• SET EXERCISE 1
In the forum thread about compiz decorations after an upgrade, what was found to be the cause of the missing window decorations?
• SET EXERCISE 2
Return the passage of the compiz decorations thread starting at "# compiz and" and ending at "emerald to defaults.", copied word for word.

• SELECTED EXCERPT
--------------------------------
# compiz and decorations after upgrade



## Rommi (Oct 11, 2009)

Hello.

I've upgraded my system and now there aren't any decorations on windows. 3D works fine - I have tested it in games and I see real transparency in terminal emulartor when compiz is up. Both compiz and emerald start without complaints on stderr. I've reset configurations for compiz and emerald to defaults.

Any ideas?


----------



## DutchDaemon (Oct 11, 2009)

What is "upgraded my system"? Did you e.g. go from FreeBSD7 to FreeBSD8?


----------



## Rommi (Oct 11, 2009)

Ah, no, just upgraded ports to their recent versions on FreeBSD 7.1 I have installed once from binary packages and have never upgraded since. The process was tricky but finally I have removed all orphained packages (eg. outdated), and verifyed checksums and presence of all files for every package on the updated system. A missing dependency is also less likely.


----------



## adamk (Oct 11, 2009)

How are you starting compiz?  Is the window decoration plugin enabled?

Adam


----------



## Rommi (Oct 13, 2009)

adamk said:
			
		

> Is the window decoration plugin enabled?



That's it! Thanks. For some reason it is not enabled in the default configuration and it is in the 'Effects' section so I didn't give it a try.


----------
--------------------------------
• STORED DATA

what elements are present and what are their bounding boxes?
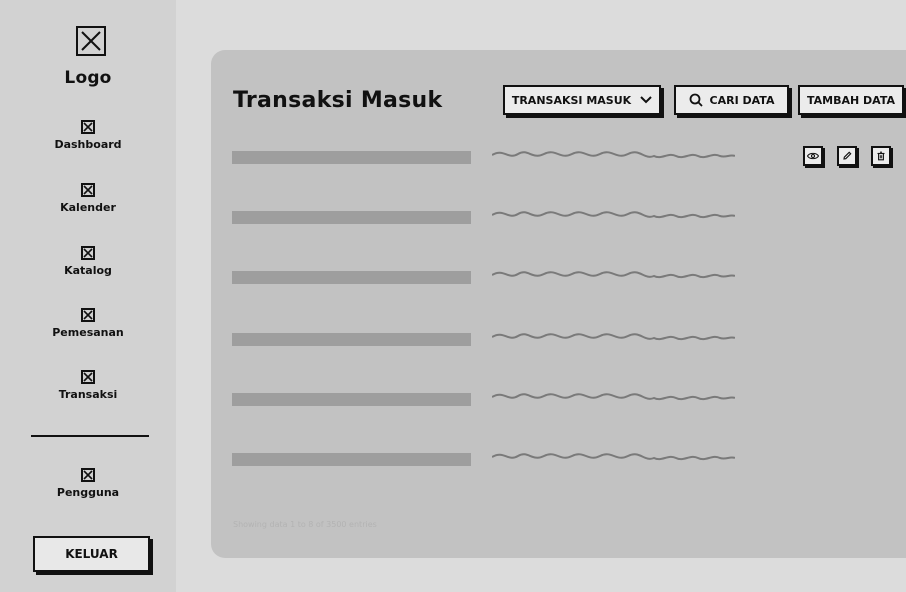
--------------------------------
• RESULT 1
The window decoration plugin was not enabled.

• RESULT 2
# compiz and decorations after upgrade



## Rommi (Oct 11, 2009)

Hello.

I've upgraded my system and now there aren't any decorations on windows. 3D works fine - I have tested it in games and I see real transparency in terminal emulartor when compiz is up. Both compiz and emerald start without complaints on stderr. I've reset configurations for compiz and emerald to defaults.